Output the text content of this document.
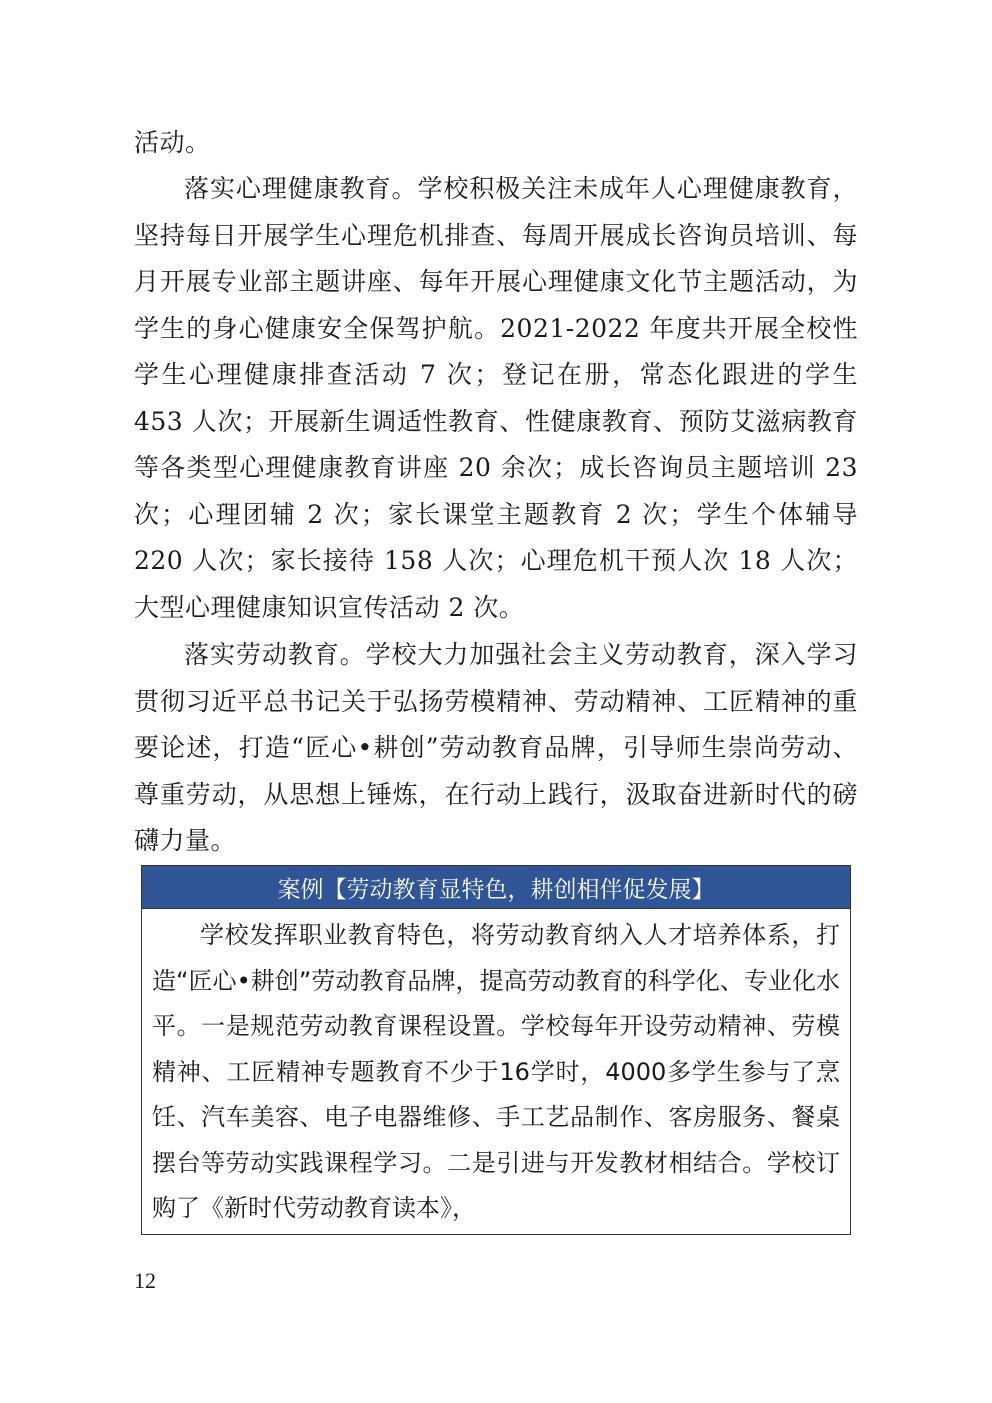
活动。

落实心理健康教育。学校积极关注未成年人心理健康教育，坚持每日开展学生心理危机排查、每周开展成长咨询员培训、每月开展专业部主题讲座、每年开展心理健康文化节主题活动，为学生的身心健康安全保驾护航。2021-2022 年度共开展全校性学生心理健康排查活动 7 次；登记在册，常态化跟进的学生 453 人次；开展新生调适性教育、性健康教育、预防艾滋病教育等各类型心理健康教育讲座 20 余次；成长咨询员主题培训 23 次；心理团辅 2 次；家长课堂主题教育 2 次；学生个体辅导 220 人次；家长接待 158 人次；心理危机干预人次 18 人次；大型心理健康知识宣传活动 2 次。

落实劳动教育。学校大力加强社会主义劳动教育，深入学习贯彻习近平总书记关于弘扬劳模精神、劳动精神、工匠精神的重要论述，打造“匠心•耕创”劳动教育品牌，引导师生崇尚劳动、尊重劳动，从思想上锤炼，在行动上践行，汲取奋进新时代的磅礴力量。

案例【劳动教育显特色，耕创相伴促发展】
学校发挥职业教育特色，将劳动教育纳入人才培养体系，打造“匠心•耕创”劳动教育品牌，提高劳动教育的科学化、专业化水平。一是规范劳动教育课程设置。学校每年开设劳动精神、劳模精神、工匠精神专题教育不少于16学时，4000多学生参与了烹饪、汽车美容、电子电器维修、手工艺品制作、客房服务、餐桌摆台等劳动实践课程学习。二是引进与开发教材相结合。学校订购了《新时代劳动教育读本》，
12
──────
> _What this task involves_: Extract all the entries word for word; omit any pictures.

> _Full solution_:
Output the text content of this document.
活动。

落实心理健康教育。学校积极关注未成年人心理健康教育，坚持每日开展学生心理危机排查、每周开展成长咨询员培训、每月开展专业部主题讲座、每年开展心理健康文化节主题活动，为学生的身心健康安全保驾护航。2021-2022 年度共开展全校性学生心理健康排查活动 7 次；登记在册，常态化跟进的学生 453 人次；开展新生调适性教育、性健康教育、预防艾滋病教育等各类型心理健康教育讲座 20 余次；成长咨询员主题培训 23 次；心理团辅 2 次；家长课堂主题教育 2 次；学生个体辅导 220 人次；家长接待 158 人次；心理危机干预人次 18 人次；大型心理健康知识宣传活动 2 次。

落实劳动教育。学校大力加强社会主义劳动教育，深入学习贯彻习近平总书记关于弘扬劳模精神、劳动精神、工匠精神的重要论述，打造“匠心•耕创”劳动教育品牌，引导师生崇尚劳动、尊重劳动，从思想上锤炼，在行动上践行，汲取奋进新时代的磅礴力量。

案例【劳动教育显特色，耕创相伴促发展】
学校发挥职业教育特色，将劳动教育纳入人才培养体系，打造“匠心•耕创”劳动教育品牌，提高劳动教育的科学化、专业化水平。一是规范劳动教育课程设置。学校每年开设劳动精神、劳模精神、工匠精神专题教育不少于16学时，4000多学生参与了烹饪、汽车美容、电子电器维修、手工艺品制作、客房服务、餐桌摆台等劳动实践课程学习。二是引进与开发教材相结合。学校订购了《新时代劳动教育读本》，
12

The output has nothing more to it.